> [Task requirements]
In the listing below, how many lines contain the word "авіаційного"? Please respond with the number only.

Collected data:
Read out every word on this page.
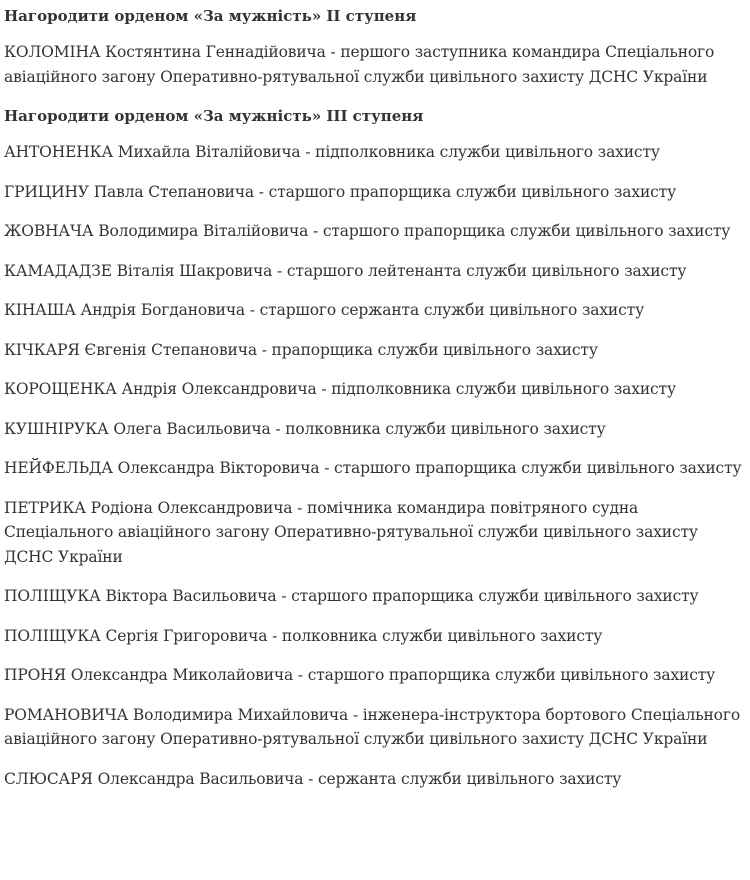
Нагородити орденом «За мужність» II ступеня

КОЛОМІНА Костянтина Геннадійовича - першого заступника командира Спеціального авіаційного загону Оперативно-рятувальної служби цивільного захисту ДСНС України

Нагородити орденом «За мужність» III ступеня

АНТОНЕНКА Михайла Віталійовича - підполковника служби цивільного захисту

ГРИЦИНУ Павла Степановича - старшого прапорщика служби цивільного захисту

ЖОВНАЧА Володимира Віталійовича - старшого прапорщика служби цивільного захисту

КАМАДАДЗЕ Віталія Шакровича - старшого лейтенанта служби цивільного захисту

КІНАША Андрія Богдановича - старшого сержанта служби цивільного захисту

КІЧКАРЯ Євгенія Степановича - прапорщика служби цивільного захисту

КОРОЩЕНКА Андрія Олександровича - підполковника служби цивільного захисту

КУШНІРУКА Олега Васильовича - полковника служби цивільного захисту

НЕЙФЕЛЬДА Олександра Вікторовича - старшого прапорщика служби цивільного захисту

ПЕТРИКА Родіона Олександровича - помічника командира повітряного судна Спеціального авіаційного загону Оперативно-рятувальної служби цивільного захисту ДСНС України

ПОЛІЩУКА Віктора Васильовича - старшого прапорщика служби цивільного захисту

ПОЛІЩУКА Сергія Григоровича - полковника служби цивільного захисту

ПРОНЯ Олександра Миколайовича - старшого прапорщика служби цивільного захисту

РОМАНОВИЧА Володимира Михайловича - інженера-інструктора бортового Спеціального авіаційного загону Оперативно-рятувальної служби цивільного захисту ДСНС України

СЛЮСАРЯ Олександра Васильовича - сержанта служби цивільного захисту
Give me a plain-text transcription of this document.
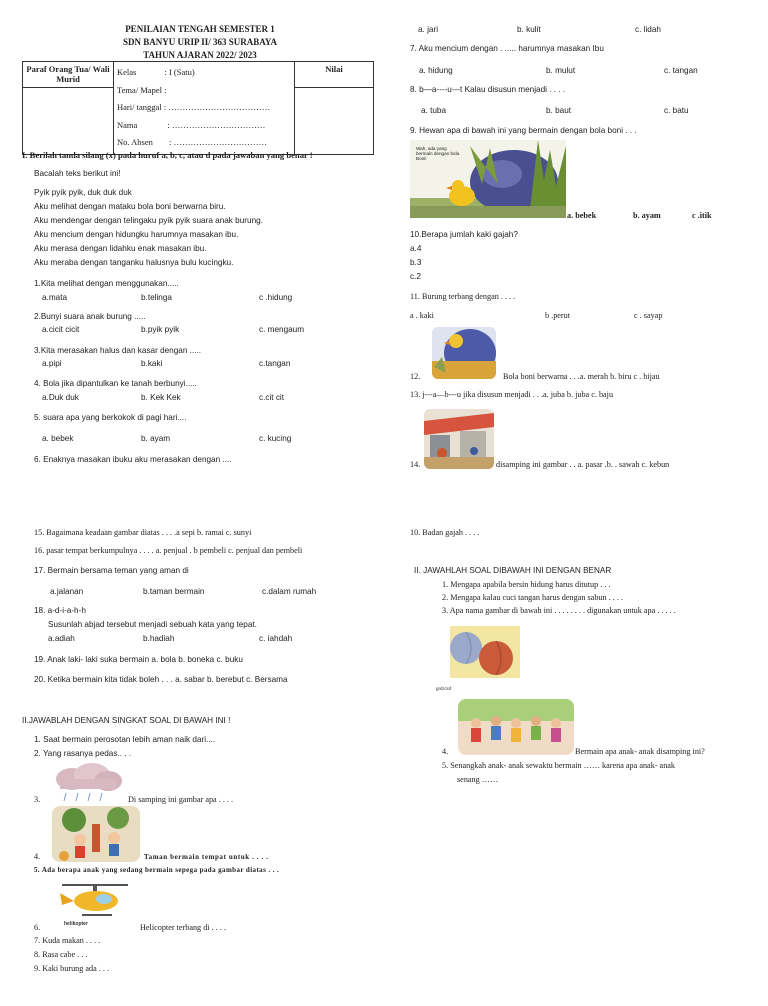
PENILAIAN TENGAH SEMESTER 1
SDN BANYU URIP II/ 363 SURABAYA
TAHUN AJARAN 2022/ 2023
Paraf Orang Tua/ Wali Murid	Kelas : I (Satu)
Tema/ Mapel :
Hari/ tanggal : ………………………………
Nama : ……………………………
No. Absen : ……………………………	Nilai

I. Berilah tanda silang (x) pada huruf a, b, c, atau d pada jawaban yang benar !
Bacalah teks berikut ini!
Pyik pyik pyik, duk duk duk
Aku melihat dengan mataku bola boni berwarna biru.
Aku mendengar dengan telingaku pyik pyik suara anak burung.
Aku mencium dengan hidungku harumnya masakan ibu.
Aku merasa dengan lidahku enak masakan ibu.
Aku meraba dengan tanganku halusnya bulu kucingku.
1.Kita melihat dengan menggunakan.....
a.mata	b.telinga	c .hidung
2.Bunyi suara anak burung .....
a.cicit cicit	b.pyik pyik	c. mengaum
3.Kita merasakan halus dan kasar dengan .....
a.pipi	b.kaki	c.tangan
4. Bola jika dipantulkan ke tanah berbunyi.....
a.Duk duk	b. Kek Kek	c.cit cit
5. suara apa yang berkokok di pagi hari....
a. bebek	b. ayam	c. kucing
6. Enaknya masakan ibuku aku merasakan dengan ....
a. jari	b. kulit	c. lidah
7. Aku mencium dengan . ..... harumnya masakan Ibu
a. hidung	b. mulut	c. tangan
8. b—a----u---t Kalau disusun menjadi . . . .
a. tuba	b. baut	c. batu
9. Hewan apa di bawah ini yang bermain dengan bola boni . . .
Wah, ada yang bermain dengan bola Boni!
a. bebek	b. ayam	c .itik
10.Berapa jumlah kaki gajah?
a.4
b.3
c.2
11. Burung terbang dengan . . . .
a . kaki	b .perut	c . sayap
12.	Bola boni berwarna . . .a. merah b. biru c . hijau
13. j---a—b---u jika disusun menjadi . . .a. juba b. juba c. baju
14.	disamping ini gambar . . a. pasar .b. . sawah c. kebun
15. Bagaimana keadaan gambar diatas . . . .a sepi b. ramai c. sunyi
16. pasar tempat berkumpulnya . . . . a. penjual . b pembeli c. penjual dan pembeli
17. Bermain bersama teman yang aman di
a.jalanan	b.taman bermain	c.dalam rumah
18. a-d-i-a-h-h
Susunlah abjad tersebut menjadi sebuah kata yang tepat.
a.adiah	b.hadiah	c. iahdah
19. Anak laki- laki suka bermain a. bola b. boneka c. buku
20. Ketika bermain kita tidak boleh . . . a. sabar b. berebut c. Bersama
II.JAWABLAH DENGAN SINGKAT SOAL DI BAWAH INI !
1. Saat bermain perosotan lebih aman naik dari....
2. Yang rasanya pedas.. . .
3.	Di samping ini gambar apa . . . .
4.	Taman bermain tempat untuk . . . .
5. Ada berapa anak yang sedang bermain sepega pada gambar diatas . . .
helikopter
6.	Helicopter terbang di . . . .
7. Kuda makan . . . .
8. Rasa cabe . . .
9. Kaki burung ada . . .
10. Badan gajah . . . .
II. JAWAHLAH SOAL DIBAWAH INI DENGAN BENAR
1. Mengapa apabila bersin hidung harus ditutup . . .
2. Mengapa kalau cuci tangan harus dengan sabun . . . .
3. Apa nama gambar di bawah ini . . . . . . . . digunakan untuk apa . . . . .
gnlzclof
4.	Bermain apa anak- anak disamping ini?
5. Senangkah anak- anak sewaktu bermain …… karena apa anak- anak
senang ……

> [Task response]
3